[start of INFORMATION SHOWN]

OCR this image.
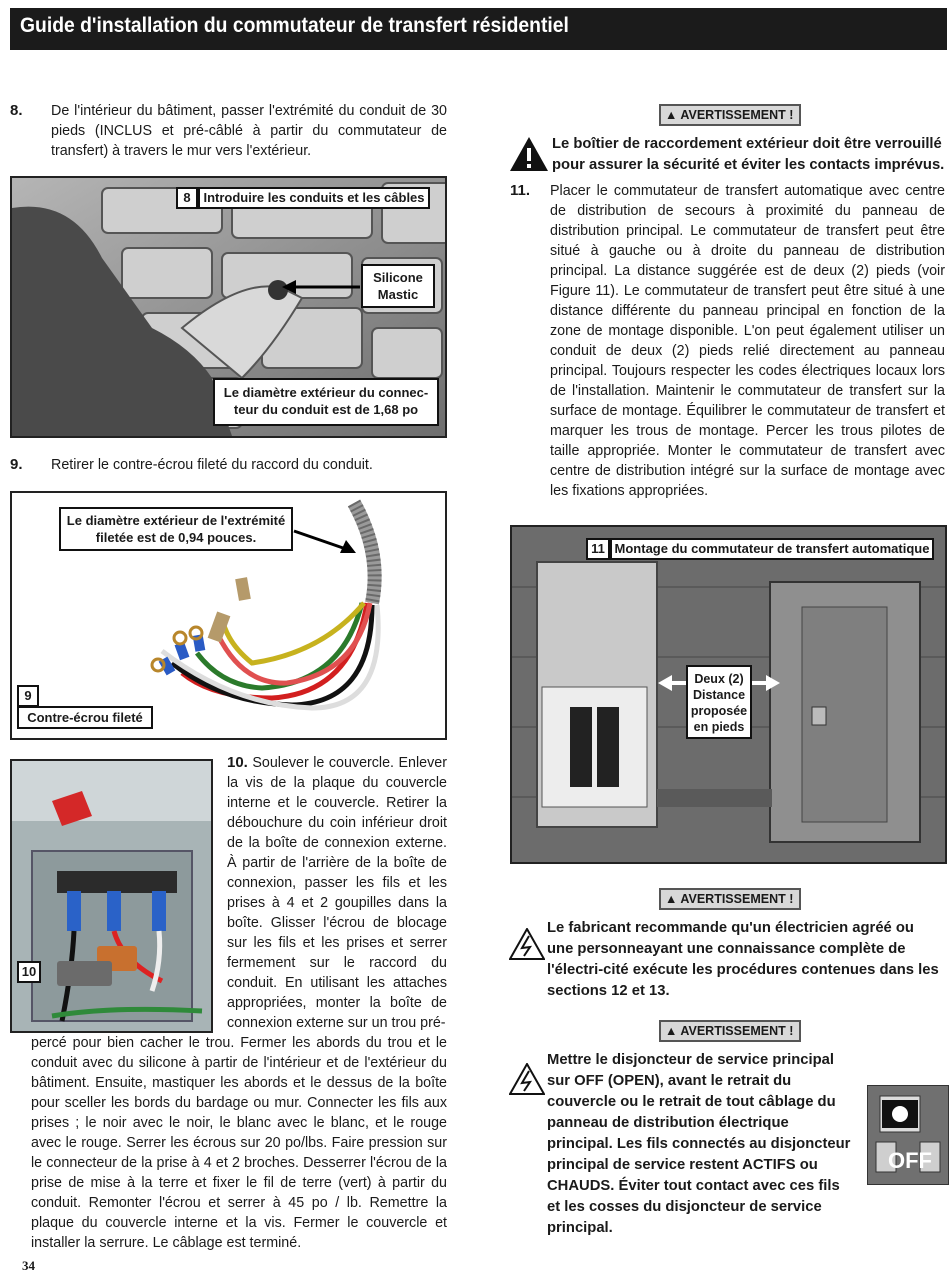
Guide d'installation du commutateur de transfert résidentiel
8. De l'intérieur du bâtiment, passer l'extrémité du conduit de 30 pieds (INCLUS et pré-câblé à partir du commutateur de transfert) à travers le mur vers l'extérieur.
8 Introduire les conduits et les câbles
Silicone Mastic
Le diamètre extérieur du connec-teur du conduit est de 1,68 po
9. Retirer le contre-écrou fileté du raccord du conduit.
Le diamètre extérieur de l'extrémité filetée est de 0,94 pouces.
9
Contre-écrou fileté
10
10. Soulever le couvercle. Enlever la vis de la plaque du couvercle interne et le couvercle. Retirer la débouchure du coin inférieur droit de la boîte de connexion externe. À partir de l'arrière de la boîte de connexion, passer les fils et les prises à 4 et 2 goupilles dans la boîte. Glisser l'écrou de blocage sur les fils et les prises et serrer fermement sur le raccord du conduit. En utilisant les attaches appropriées, monter la boîte de connexion externe sur un trou pré-
percé pour bien cacher le trou. Fermer les abords du trou et le conduit avec du silicone à partir de l'intérieur et de l'extérieur du bâtiment. Ensuite, mastiquer les abords et le dessus de la boîte pour sceller les bords du bardage ou mur. Connecter les fils aux prises ; le noir avec le noir, le blanc avec le blanc, et le rouge avec le rouge. Serrer les écrous sur 20 po/lbs. Faire pression sur le connecteur de la prise à 4 et 2 broches. Desserrer l'écrou de la prise de mise à la terre et fixer le fil de terre (vert) à partir du conduit. Remonter l'écrou et serrer à 45 po / lb. Remettre la plaque du couvercle interne et la vis. Fermer le couvercle et installer la serrure. Le câblage est terminé.
34
▲ AVERTISSEMENT !
Le boîtier de raccordement extérieur doit être verrouillé pour assurer la sécurité et éviter les contacts imprévus.
11. Placer le commutateur de transfert automatique avec centre de distribution de secours à proximité du panneau de distribution principal. Le commutateur de transfert peut être situé à gauche ou à droite du panneau de distribution principal. La distance suggérée est de deux (2) pieds (voir Figure 11). Le commutateur de transfert peut être situé à une distance différente du panneau principal en fonction de la zone de montage disponible. L'on peut également utiliser un conduit de deux (2) pieds relié directement au panneau principal. Toujours respecter les codes électriques locaux lors de l'installation. Maintenir le commutateur de transfert sur la surface de montage. Équilibrer le commutateur de transfert et marquer les trous de montage. Percer les trous pilotes de taille appropriée. Monter le commutateur de transfert avec centre de distribution intégré sur la surface de montage avec les fixations appropriées.
11 Montage du commutateur de transfert automatique
Deux (2) Distance proposée en pieds
▲ AVERTISSEMENT !
Le fabricant recommande qu'un électricien agréé ou une personneayant une connaissance complète de l'électri-cité exécute les procédures contenues dans les sections 12 et 13.
▲ AVERTISSEMENT !
Mettre le disjoncteur de service principal sur OFF (OPEN), avant le retrait du couvercle ou le retrait de tout câblage du panneau de distribution électrique principal. Les fils connectés au disjoncteur principal de service restent ACTIFS ou CHAUDS. Éviter tout contact avec ces fils et les cosses du disjoncteur de service principal.
OFF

[end of INFORMATION SHOWN]

WRITTEN EXERCISE: Gather all lines from the records above in which "Retirer" appears.

THE REPLY:
9. Retirer le contre-écrou fileté du raccord du conduit.
10. Soulever le couvercle. Enlever la vis de la plaque du couvercle interne et le couvercle. Retirer la débouchure du coin inférieur droit de la boîte de connexion externe. À partir de l'arrière de la boîte de connexion, passer les fils et les prises à 4 et 2 goupilles dans la boîte. Glisser l'écrou de blocage sur les fils et les prises et serrer fermement sur le raccord du conduit. En utilisant les attaches appropriées, monter la boîte de connexion externe sur un trou pré-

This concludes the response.